------ Excerpted records

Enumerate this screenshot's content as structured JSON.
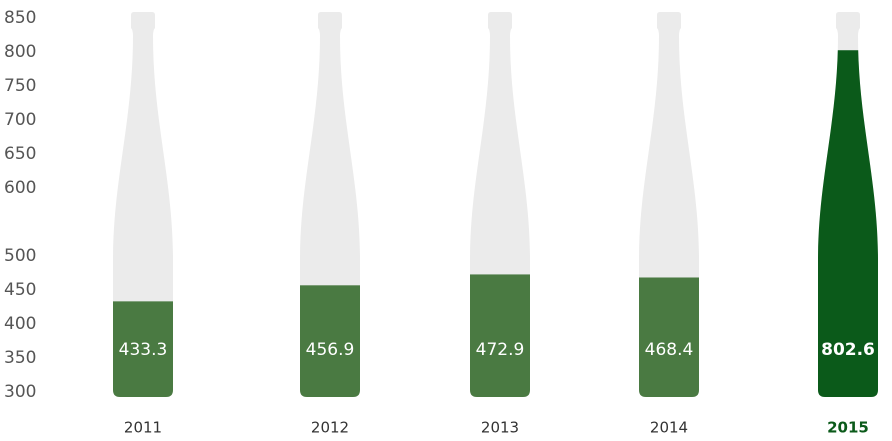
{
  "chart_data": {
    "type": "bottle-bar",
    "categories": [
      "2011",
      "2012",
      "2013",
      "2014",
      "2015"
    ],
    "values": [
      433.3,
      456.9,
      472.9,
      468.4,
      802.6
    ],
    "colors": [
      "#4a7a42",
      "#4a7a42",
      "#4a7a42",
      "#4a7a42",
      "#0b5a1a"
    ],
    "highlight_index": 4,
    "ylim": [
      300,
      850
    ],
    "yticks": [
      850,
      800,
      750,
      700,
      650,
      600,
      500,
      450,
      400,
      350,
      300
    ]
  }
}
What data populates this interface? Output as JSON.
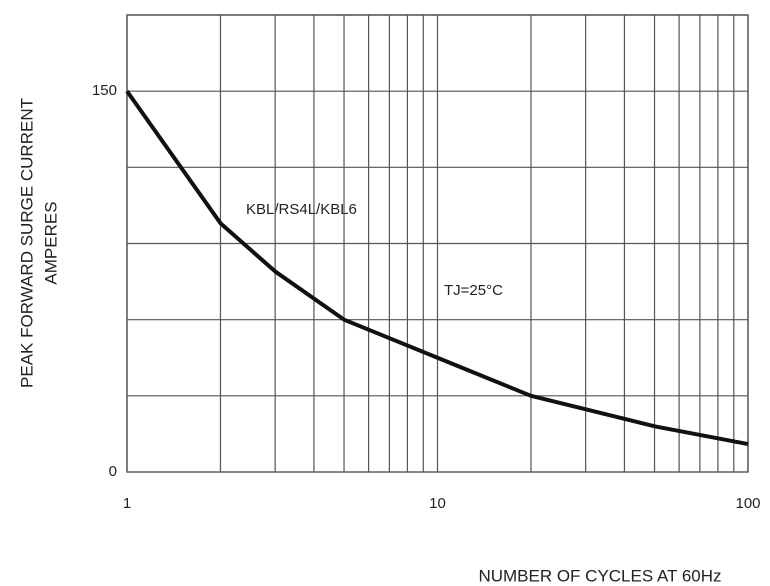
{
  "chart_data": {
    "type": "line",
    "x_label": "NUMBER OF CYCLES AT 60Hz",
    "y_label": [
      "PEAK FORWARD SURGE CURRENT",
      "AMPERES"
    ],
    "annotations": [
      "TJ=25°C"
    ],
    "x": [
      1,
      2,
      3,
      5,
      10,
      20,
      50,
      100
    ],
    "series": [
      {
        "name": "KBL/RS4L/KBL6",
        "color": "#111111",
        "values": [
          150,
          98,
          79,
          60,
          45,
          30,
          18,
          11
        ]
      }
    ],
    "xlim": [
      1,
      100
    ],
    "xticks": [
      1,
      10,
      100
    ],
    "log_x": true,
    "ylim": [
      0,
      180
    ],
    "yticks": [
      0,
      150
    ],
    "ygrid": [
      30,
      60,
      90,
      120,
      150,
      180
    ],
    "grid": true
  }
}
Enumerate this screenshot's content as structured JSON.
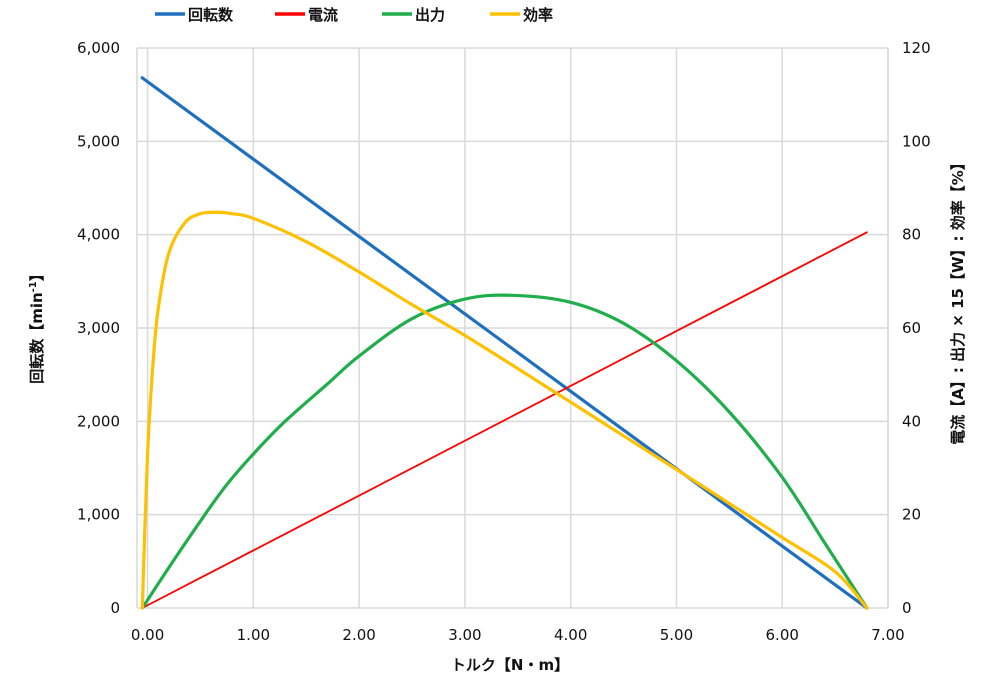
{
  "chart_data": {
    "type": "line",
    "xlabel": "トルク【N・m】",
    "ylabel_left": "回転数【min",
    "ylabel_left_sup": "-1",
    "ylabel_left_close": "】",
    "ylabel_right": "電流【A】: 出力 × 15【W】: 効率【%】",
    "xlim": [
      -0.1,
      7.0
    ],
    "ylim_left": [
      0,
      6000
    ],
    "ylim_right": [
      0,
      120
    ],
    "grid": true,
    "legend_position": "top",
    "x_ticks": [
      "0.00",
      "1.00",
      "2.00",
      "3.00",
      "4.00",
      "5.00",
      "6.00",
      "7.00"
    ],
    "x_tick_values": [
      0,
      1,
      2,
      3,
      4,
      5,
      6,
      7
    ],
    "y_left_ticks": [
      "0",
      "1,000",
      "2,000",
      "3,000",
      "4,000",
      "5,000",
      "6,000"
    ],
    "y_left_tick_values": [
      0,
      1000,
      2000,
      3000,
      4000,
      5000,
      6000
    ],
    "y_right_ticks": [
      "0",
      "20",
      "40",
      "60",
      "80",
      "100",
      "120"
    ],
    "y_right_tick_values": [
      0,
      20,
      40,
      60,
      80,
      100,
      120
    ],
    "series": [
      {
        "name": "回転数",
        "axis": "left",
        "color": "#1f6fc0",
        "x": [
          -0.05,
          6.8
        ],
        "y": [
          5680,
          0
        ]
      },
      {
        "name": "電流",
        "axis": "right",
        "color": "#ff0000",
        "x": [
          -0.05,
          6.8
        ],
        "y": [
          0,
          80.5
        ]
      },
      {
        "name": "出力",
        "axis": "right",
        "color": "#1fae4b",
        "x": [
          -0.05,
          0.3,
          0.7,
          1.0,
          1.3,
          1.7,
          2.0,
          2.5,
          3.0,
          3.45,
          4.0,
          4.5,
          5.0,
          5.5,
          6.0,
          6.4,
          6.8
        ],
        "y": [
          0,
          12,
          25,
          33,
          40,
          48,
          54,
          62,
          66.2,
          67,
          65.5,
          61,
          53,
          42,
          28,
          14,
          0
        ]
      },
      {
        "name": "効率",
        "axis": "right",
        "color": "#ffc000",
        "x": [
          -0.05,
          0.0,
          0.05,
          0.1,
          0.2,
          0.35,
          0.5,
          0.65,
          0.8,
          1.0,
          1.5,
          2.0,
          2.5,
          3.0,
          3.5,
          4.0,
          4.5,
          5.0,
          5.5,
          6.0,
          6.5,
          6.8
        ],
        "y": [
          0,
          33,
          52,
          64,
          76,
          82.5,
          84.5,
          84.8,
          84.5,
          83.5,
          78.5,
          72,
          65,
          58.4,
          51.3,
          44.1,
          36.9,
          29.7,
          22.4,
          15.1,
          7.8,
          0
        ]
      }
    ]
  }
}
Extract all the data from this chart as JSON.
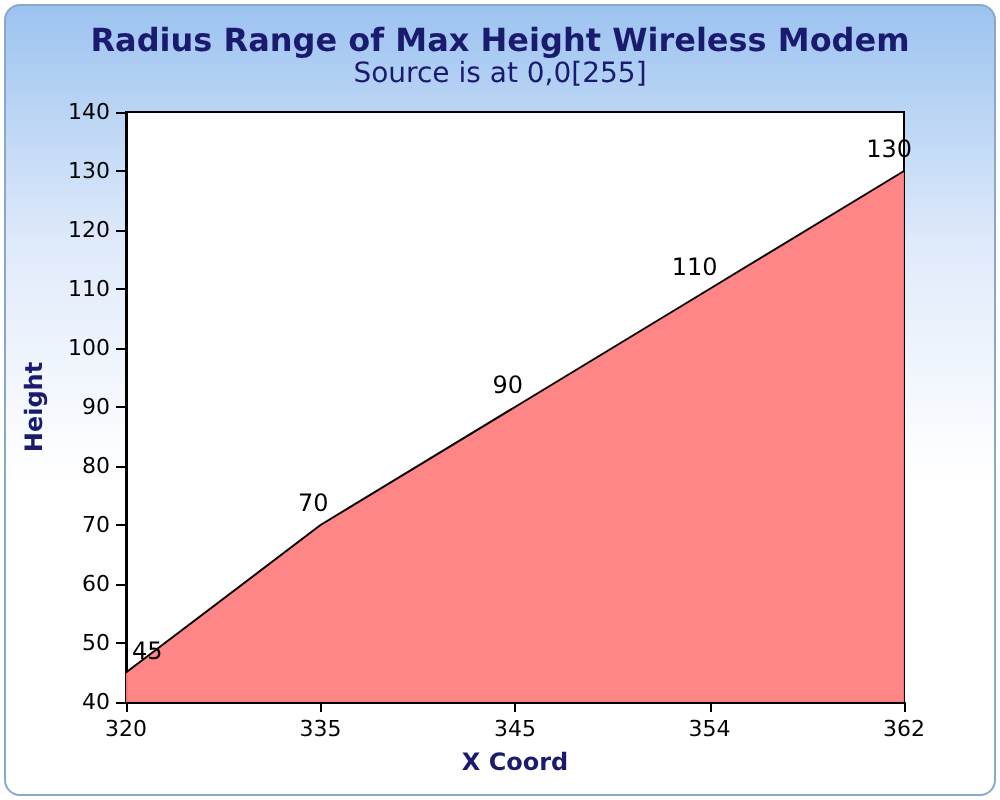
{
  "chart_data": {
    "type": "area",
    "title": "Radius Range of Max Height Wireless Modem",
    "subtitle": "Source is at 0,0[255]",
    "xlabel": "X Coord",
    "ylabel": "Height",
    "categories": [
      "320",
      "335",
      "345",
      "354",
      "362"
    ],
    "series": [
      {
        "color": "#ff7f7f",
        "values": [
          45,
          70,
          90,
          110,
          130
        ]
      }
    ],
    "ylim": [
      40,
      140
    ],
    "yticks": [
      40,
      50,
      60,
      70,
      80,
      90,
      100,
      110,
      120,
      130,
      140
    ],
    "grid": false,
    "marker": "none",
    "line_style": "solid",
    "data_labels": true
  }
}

------------

#### Task brief
Each record above is to be restated exactly, with its pictures removed from the copy.

#### Exercise result
Enumerate this screenshot's content as structured JSON.
{
  "chart_data": {
    "type": "bottle-bar",
    "categories": [
      "2011",
      "2012",
      "2013",
      "2014",
      "2015"
    ],
    "values": [
      433.3,
      456.9,
      472.9,
      468.4,
      802.6
    ],
    "colors": [
      "#4a7a42",
      "#4a7a42",
      "#4a7a42",
      "#4a7a42",
      "#0b5a1a"
    ],
    "highlight_index": 4,
    "ylim": [
      300,
      850
    ],
    "yticks": [
      850,
      800,
      750,
      700,
      650,
      600,
      500,
      450,
      400,
      350,
      300
    ]
  }
}
What data populates this interface? Output as JSON.
{
  "chart_data": {
    "type": "line",
    "x_label": "NUMBER OF CYCLES AT 60Hz",
    "y_label": [
      "PEAK FORWARD SURGE CURRENT",
      "AMPERES"
    ],
    "annotations": [
      "TJ=25°C"
    ],
    "x": [
      1,
      2,
      3,
      5,
      10,
      20,
      50,
      100
    ],
    "series": [
      {
        "name": "KBL/RS4L/KBL6",
        "color": "#111111",
        "values": [
          150,
          98,
          79,
          60,
          45,
          30,
          18,
          11
        ]
      }
    ],
    "xlim": [
      1,
      100
    ],
    "xticks": [
      1,
      10,
      100
    ],
    "log_x": true,
    "ylim": [
      0,
      180
    ],
    "yticks": [
      0,
      150
    ],
    "ygrid": [
      30,
      60,
      90,
      120,
      150,
      180
    ],
    "grid": true
  }
}
Enumerate this screenshot's content as structured JSON.
{
  "chart_data": {
    "type": "line",
    "xlabel": "トルク【N・m】",
    "ylabel_left": "回転数【min",
    "ylabel_left_sup": "-1",
    "ylabel_left_close": "】",
    "ylabel_right": "電流【A】: 出力 × 15【W】: 効率【%】",
    "xlim": [
      -0.1,
      7.0
    ],
    "ylim_left": [
      0,
      6000
    ],
    "ylim_right": [
      0,
      120
    ],
    "grid": true,
    "legend_position": "top",
    "x_ticks": [
      "0.00",
      "1.00",
      "2.00",
      "3.00",
      "4.00",
      "5.00",
      "6.00",
      "7.00"
    ],
    "x_tick_values": [
      0,
      1,
      2,
      3,
      4,
      5,
      6,
      7
    ],
    "y_left_ticks": [
      "0",
      "1,000",
      "2,000",
      "3,000",
      "4,000",
      "5,000",
      "6,000"
    ],
    "y_left_tick_values": [
      0,
      1000,
      2000,
      3000,
      4000,
      5000,
      6000
    ],
    "y_right_ticks": [
      "0",
      "20",
      "40",
      "60",
      "80",
      "100",
      "120"
    ],
    "y_right_tick_values": [
      0,
      20,
      40,
      60,
      80,
      100,
      120
    ],
    "series": [
      {
        "name": "回転数",
        "axis": "left",
        "color": "#1f6fc0",
        "x": [
          -0.05,
          6.8
        ],
        "y": [
          5680,
          0
        ]
      },
      {
        "name": "電流",
        "axis": "right",
        "color": "#ff0000",
        "x": [
          -0.05,
          6.8
        ],
        "y": [
          0,
          80.5
        ]
      },
      {
        "name": "出力",
        "axis": "right",
        "color": "#1fae4b",
        "x": [
          -0.05,
          0.3,
          0.7,
          1.0,
          1.3,
          1.7,
          2.0,
          2.5,
          3.0,
          3.45,
          4.0,
          4.5,
          5.0,
          5.5,
          6.0,
          6.4,
          6.8
        ],
        "y": [
          0,
          12,
          25,
          33,
          40,
          48,
          54,
          62,
          66.2,
          67,
          65.5,
          61,
          53,
          42,
          28,
          14,
          0
        ]
      },
      {
        "name": "効率",
        "axis": "right",
        "color": "#ffc000",
        "x": [
          -0.05,
          0.0,
          0.05,
          0.1,
          0.2,
          0.35,
          0.5,
          0.65,
          0.8,
          1.0,
          1.5,
          2.0,
          2.5,
          3.0,
          3.5,
          4.0,
          4.5,
          5.0,
          5.5,
          6.0,
          6.5,
          6.8
        ],
        "y": [
          0,
          33,
          52,
          64,
          76,
          82.5,
          84.5,
          84.8,
          84.5,
          83.5,
          78.5,
          72,
          65,
          58.4,
          51.3,
          44.1,
          36.9,
          29.7,
          22.4,
          15.1,
          7.8,
          0
        ]
      }
    ]
  }
}
Extract all the data from this chart as JSON.
{
  "chart_data": {
    "type": "area",
    "title": "Radius Range of Max Height Wireless Modem",
    "subtitle": "Source is at 0,0[255]",
    "xlabel": "X Coord",
    "ylabel": "Height",
    "categories": [
      "320",
      "335",
      "345",
      "354",
      "362"
    ],
    "series": [
      {
        "color": "#ff7f7f",
        "values": [
          45,
          70,
          90,
          110,
          130
        ]
      }
    ],
    "ylim": [
      40,
      140
    ],
    "yticks": [
      40,
      50,
      60,
      70,
      80,
      90,
      100,
      110,
      120,
      130,
      140
    ],
    "grid": false,
    "marker": "none",
    "line_style": "solid",
    "data_labels": true
  }
}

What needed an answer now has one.